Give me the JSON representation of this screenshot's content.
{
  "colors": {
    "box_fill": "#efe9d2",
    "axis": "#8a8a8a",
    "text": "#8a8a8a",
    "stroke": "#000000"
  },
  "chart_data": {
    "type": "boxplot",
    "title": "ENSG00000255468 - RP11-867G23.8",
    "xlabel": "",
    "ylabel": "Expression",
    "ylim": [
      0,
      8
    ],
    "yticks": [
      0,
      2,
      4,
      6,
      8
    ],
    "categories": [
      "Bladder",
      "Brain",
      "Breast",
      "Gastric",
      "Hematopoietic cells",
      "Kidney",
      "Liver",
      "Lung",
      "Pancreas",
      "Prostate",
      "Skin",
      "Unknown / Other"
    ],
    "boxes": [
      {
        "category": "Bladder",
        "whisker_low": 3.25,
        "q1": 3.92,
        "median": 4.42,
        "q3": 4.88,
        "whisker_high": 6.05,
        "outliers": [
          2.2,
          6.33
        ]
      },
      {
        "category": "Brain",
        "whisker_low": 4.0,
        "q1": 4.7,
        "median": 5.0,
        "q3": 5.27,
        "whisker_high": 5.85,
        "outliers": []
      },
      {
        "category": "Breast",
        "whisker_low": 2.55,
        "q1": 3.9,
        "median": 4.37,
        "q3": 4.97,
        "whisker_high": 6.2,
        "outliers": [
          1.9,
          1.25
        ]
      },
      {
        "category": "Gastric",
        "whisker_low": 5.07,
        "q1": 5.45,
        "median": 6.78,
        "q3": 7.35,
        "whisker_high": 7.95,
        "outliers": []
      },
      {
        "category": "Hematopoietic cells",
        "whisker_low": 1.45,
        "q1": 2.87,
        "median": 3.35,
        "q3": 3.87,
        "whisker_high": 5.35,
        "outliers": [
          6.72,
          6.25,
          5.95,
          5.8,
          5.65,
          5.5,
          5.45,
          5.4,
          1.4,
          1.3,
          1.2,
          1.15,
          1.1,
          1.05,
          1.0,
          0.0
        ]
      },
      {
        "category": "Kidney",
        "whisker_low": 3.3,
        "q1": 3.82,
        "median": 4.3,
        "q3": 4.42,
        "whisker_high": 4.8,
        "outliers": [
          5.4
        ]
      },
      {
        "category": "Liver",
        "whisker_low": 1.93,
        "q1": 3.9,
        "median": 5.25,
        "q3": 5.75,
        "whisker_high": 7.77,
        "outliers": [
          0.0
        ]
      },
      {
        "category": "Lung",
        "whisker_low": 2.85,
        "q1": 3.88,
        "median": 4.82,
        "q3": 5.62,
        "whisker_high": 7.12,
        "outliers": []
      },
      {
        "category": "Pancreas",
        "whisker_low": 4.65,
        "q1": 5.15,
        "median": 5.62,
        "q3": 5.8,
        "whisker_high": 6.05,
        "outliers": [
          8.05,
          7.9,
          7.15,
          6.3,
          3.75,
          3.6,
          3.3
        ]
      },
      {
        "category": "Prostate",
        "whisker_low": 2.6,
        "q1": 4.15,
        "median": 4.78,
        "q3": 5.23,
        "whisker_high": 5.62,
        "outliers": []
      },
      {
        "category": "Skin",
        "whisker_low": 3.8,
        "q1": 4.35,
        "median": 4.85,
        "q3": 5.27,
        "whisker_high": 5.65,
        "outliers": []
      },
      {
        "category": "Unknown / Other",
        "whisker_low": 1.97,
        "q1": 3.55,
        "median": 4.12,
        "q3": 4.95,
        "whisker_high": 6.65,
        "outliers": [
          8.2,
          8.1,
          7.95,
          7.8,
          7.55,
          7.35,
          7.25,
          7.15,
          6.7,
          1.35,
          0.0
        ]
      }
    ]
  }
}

**Exercise aim**
Which lines of the records above contain the word "Other"? Copy each of them.

**Completed exercise**
      "Unknown / Other"
        "category": "Unknown / Other",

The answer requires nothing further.